### EXERCISE:
Put each line from the one containing "432, 441, 449]" through the one containing "page-title: Binary Trees" into a JSON list of strings, one string per line, with blank lines omitted.

### Annotated region listings:
## Begin
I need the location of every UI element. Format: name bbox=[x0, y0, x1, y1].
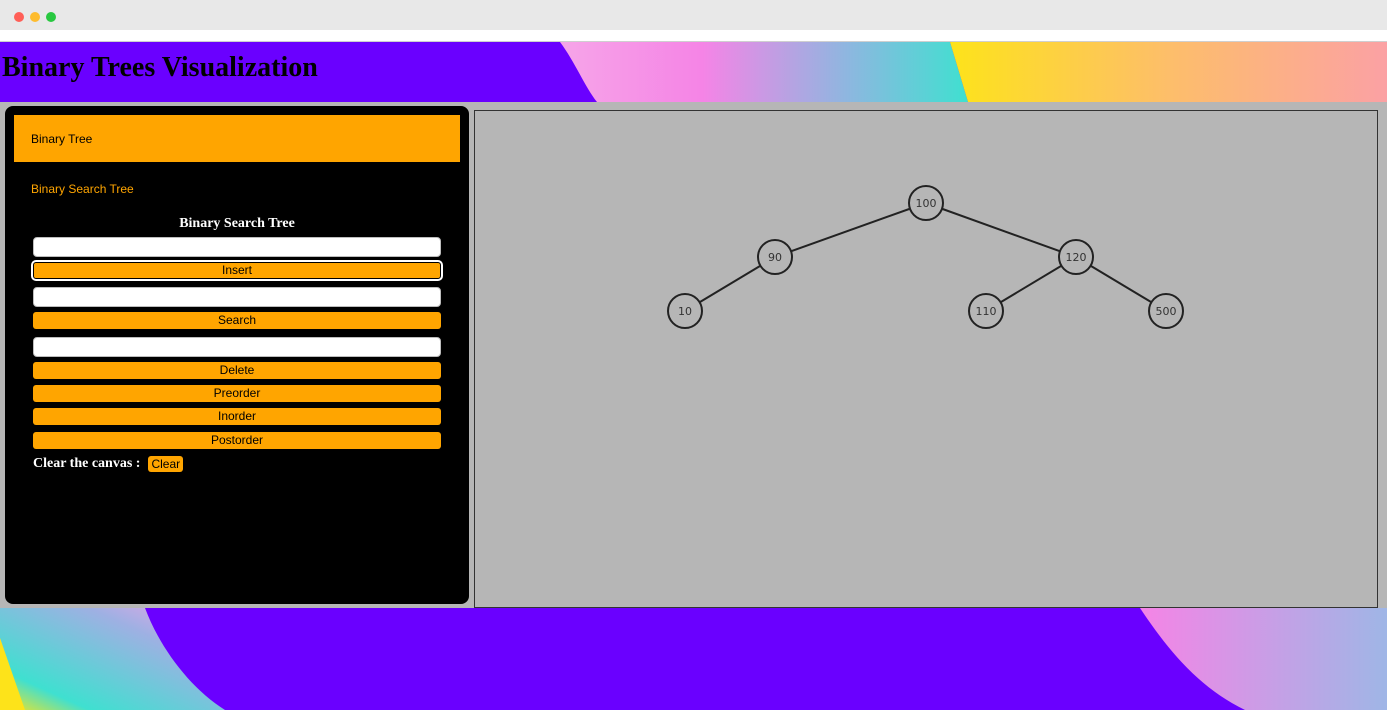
postorder-button[interactable]: Postorder bbox=[33, 432, 441, 449]
tab-binary-tree[interactable]: Binary Tree bbox=[14, 115, 460, 162]
tree-node: 100 bbox=[908, 185, 944, 221]
address-bar-strip bbox=[0, 30, 1387, 41]
search-button[interactable]: Search bbox=[33, 312, 441, 329]
delete-button[interactable]: Delete bbox=[33, 362, 441, 379]
control-sidebar: Binary Tree Binary Search Tree Binary Se… bbox=[5, 106, 469, 604]
page-header: Binary Trees Visualization bbox=[0, 42, 1387, 102]
tree-edge bbox=[774, 202, 927, 258]
minimize-window-dot-icon[interactable] bbox=[30, 12, 40, 22]
tree-node-label: 110 bbox=[976, 305, 997, 318]
maximize-window-dot-icon[interactable] bbox=[46, 12, 56, 22]
clear-canvas-row: Clear the canvas : Clear bbox=[33, 456, 184, 472]
close-window-dot-icon[interactable] bbox=[14, 12, 24, 22]
tree-drawing: 100 90 120 10 110 500 bbox=[667, 185, 1184, 329]
clear-canvas-label: Clear the canvas : bbox=[33, 456, 141, 471]
delete-value-input[interactable] bbox=[33, 337, 441, 357]
panel-title: Binary Search Tree bbox=[179, 216, 295, 231]
tree-node: 120 bbox=[1058, 239, 1094, 275]
tree-node-label: 120 bbox=[1066, 251, 1087, 264]
tree-node-label: 500 bbox=[1156, 305, 1177, 318]
preorder-button[interactable]: Preorder bbox=[33, 385, 441, 402]
tab-binary-search-tree[interactable]: Binary Search Tree bbox=[31, 182, 134, 196]
tree-node-label: 90 bbox=[768, 251, 782, 264]
page-title: Binary Trees Visualization bbox=[2, 52, 318, 83]
tree-node: 90 bbox=[757, 239, 793, 275]
search-value-input[interactable] bbox=[33, 287, 441, 307]
main-area: Binary Tree Binary Search Tree Binary Se… bbox=[0, 102, 1387, 608]
tree-node: 10 bbox=[667, 293, 703, 329]
tree-node-label: 100 bbox=[916, 197, 937, 210]
footer-decoration bbox=[0, 608, 1387, 710]
browser-chrome bbox=[0, 0, 1387, 42]
insert-button[interactable]: Insert bbox=[31, 260, 443, 281]
tree-canvas[interactable]: 100 90 120 10 110 500 bbox=[474, 110, 1378, 608]
tree-node-label: 10 bbox=[678, 305, 692, 318]
tree-edge bbox=[925, 202, 1077, 258]
tree-node: 500 bbox=[1148, 293, 1184, 329]
page-footer bbox=[0, 608, 1387, 710]
insert-value-input[interactable] bbox=[33, 237, 441, 257]
clear-button[interactable]: Clear bbox=[148, 456, 184, 472]
inorder-button[interactable]: Inorder bbox=[33, 408, 441, 425]
tree-node: 110 bbox=[968, 293, 1004, 329]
## End
### RESPONSE:
[
  "postorder-button[interactable]: Postorder bbox=[33, 432, 441, 449]",
  "tab-binary-tree[interactable]: Binary Tree bbox=[14, 115, 460, 162]",
  "tree-node: 100 bbox=[908, 185, 944, 221]",
  "address-bar-strip bbox=[0, 30, 1387, 41]",
  "search-button[interactable]: Search bbox=[33, 312, 441, 329]",
  "delete-button[interactable]: Delete bbox=[33, 362, 441, 379]",
  "control-sidebar: Binary Tree Binary Search Tree Binary Se… bbox=[5, 106, 469, 604]",
  "page-header: Binary Trees Visualization bbox=[0, 42, 1387, 102]",
  "tree-edge bbox=[774, 202, 927, 258]",
  "minimize-window-dot-icon[interactable] bbox=[30, 12, 40, 22]",
  "tree-node-label: 110 bbox=[976, 305, 997, 318]",
  "maximize-window-dot-icon[interactable] bbox=[46, 12, 56, 22]",
  "clear-canvas-row: Clear the canvas : Clear bbox=[33, 456, 184, 472]",
  "close-window-dot-icon[interactable] bbox=[14, 12, 24, 22]",
  "tree-drawing: 100 90 120 10 110 500 bbox=[667, 185, 1184, 329]",
  "clear-canvas-label: Clear the canvas : bbox=[33, 456, 141, 471]",
  "delete-value-input[interactable] bbox=[33, 337, 441, 357]",
  "panel-title: Binary Search Tree bbox=[179, 216, 295, 231]",
  "tree-node: 120 bbox=[1058, 239, 1094, 275]",
  "tree-node-label: 120 bbox=[1066, 251, 1087, 264]",
  "tree-node-label: 500 bbox=[1156, 305, 1177, 318]",
  "preorder-button[interactable]: Preorder bbox=[33, 385, 441, 402]",
  "tab-binary-search-tree[interactable]: Binary Search Tree bbox=[31, 182, 134, 196]",
  "tree-node-label: 90 bbox=[768, 251, 782, 264]",
  "page-title: Binary Trees Visualization bbox=[2, 52, 318, 83]"
]